◆ **Work instructions**
Copy each line of the entries that contains the word "Kundenservice".

(Stored items)
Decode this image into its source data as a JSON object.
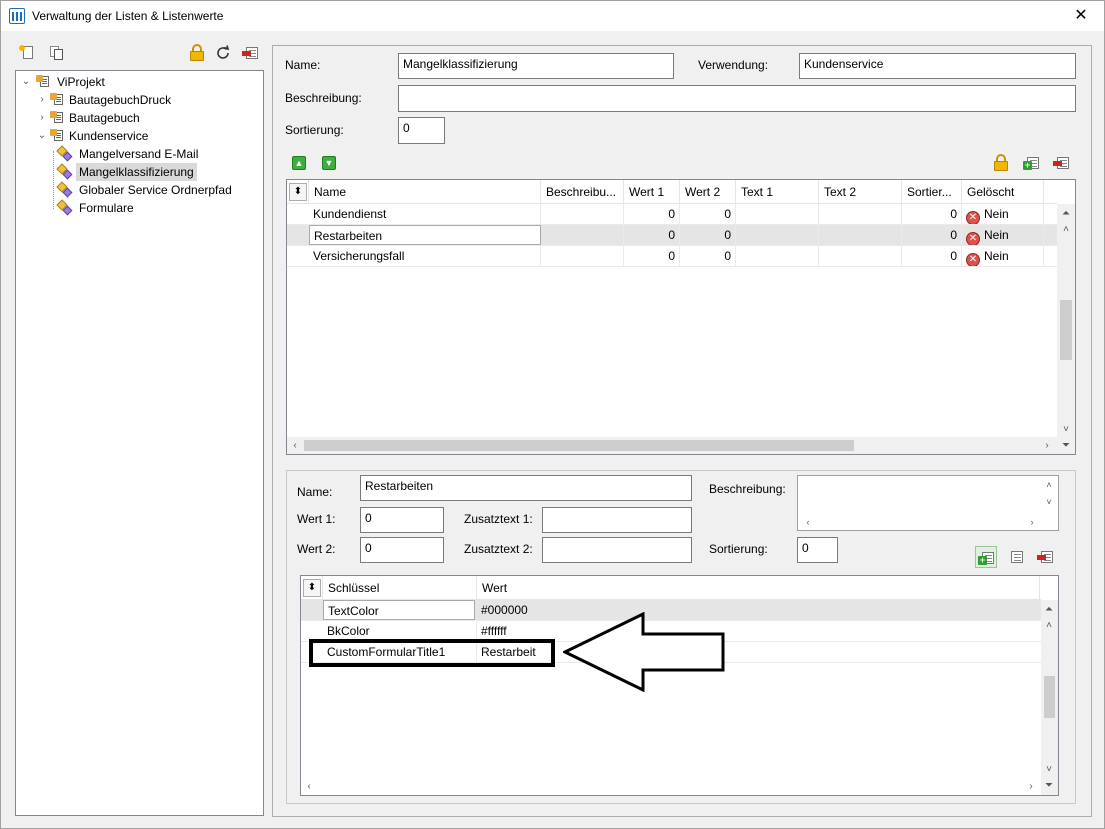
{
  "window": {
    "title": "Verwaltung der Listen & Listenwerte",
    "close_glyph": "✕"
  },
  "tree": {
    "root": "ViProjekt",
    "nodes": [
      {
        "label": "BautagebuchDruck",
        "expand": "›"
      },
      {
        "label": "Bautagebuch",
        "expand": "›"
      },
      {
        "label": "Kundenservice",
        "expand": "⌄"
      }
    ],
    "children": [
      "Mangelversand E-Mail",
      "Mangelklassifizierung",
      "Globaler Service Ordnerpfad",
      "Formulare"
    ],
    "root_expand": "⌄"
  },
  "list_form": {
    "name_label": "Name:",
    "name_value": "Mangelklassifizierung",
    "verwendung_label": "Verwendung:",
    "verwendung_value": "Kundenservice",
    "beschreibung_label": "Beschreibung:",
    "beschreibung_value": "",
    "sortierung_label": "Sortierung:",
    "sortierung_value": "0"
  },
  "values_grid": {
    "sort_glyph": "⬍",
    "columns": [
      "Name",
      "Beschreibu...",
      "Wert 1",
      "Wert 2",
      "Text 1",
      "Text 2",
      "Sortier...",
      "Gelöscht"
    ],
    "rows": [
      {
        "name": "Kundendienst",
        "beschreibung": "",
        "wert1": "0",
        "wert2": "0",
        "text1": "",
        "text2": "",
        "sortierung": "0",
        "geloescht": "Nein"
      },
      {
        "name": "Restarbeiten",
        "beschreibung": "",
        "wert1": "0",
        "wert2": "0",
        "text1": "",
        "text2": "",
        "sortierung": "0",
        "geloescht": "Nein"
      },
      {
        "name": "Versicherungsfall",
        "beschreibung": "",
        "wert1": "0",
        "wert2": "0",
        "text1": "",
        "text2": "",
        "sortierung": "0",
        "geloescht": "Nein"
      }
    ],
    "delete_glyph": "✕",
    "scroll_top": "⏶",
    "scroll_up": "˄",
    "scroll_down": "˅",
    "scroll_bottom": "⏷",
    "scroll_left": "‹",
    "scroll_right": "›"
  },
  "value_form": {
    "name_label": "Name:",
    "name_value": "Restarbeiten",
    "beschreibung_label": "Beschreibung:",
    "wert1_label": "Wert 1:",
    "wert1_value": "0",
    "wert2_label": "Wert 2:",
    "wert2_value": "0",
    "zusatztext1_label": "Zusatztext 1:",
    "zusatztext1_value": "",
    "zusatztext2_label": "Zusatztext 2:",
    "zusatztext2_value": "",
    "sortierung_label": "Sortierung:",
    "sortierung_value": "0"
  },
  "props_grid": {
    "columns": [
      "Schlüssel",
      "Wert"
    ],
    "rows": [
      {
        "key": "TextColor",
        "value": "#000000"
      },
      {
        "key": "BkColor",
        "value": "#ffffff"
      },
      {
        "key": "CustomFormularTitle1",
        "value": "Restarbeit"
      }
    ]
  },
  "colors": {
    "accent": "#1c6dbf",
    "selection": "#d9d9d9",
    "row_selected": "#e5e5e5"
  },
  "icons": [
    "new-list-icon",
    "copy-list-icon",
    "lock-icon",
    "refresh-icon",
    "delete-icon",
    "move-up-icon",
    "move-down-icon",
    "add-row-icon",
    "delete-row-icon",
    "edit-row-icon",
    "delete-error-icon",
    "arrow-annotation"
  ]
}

◆ **Response**
        "label": "Kundenservice",
    "verwendung_value": "Kundenservice",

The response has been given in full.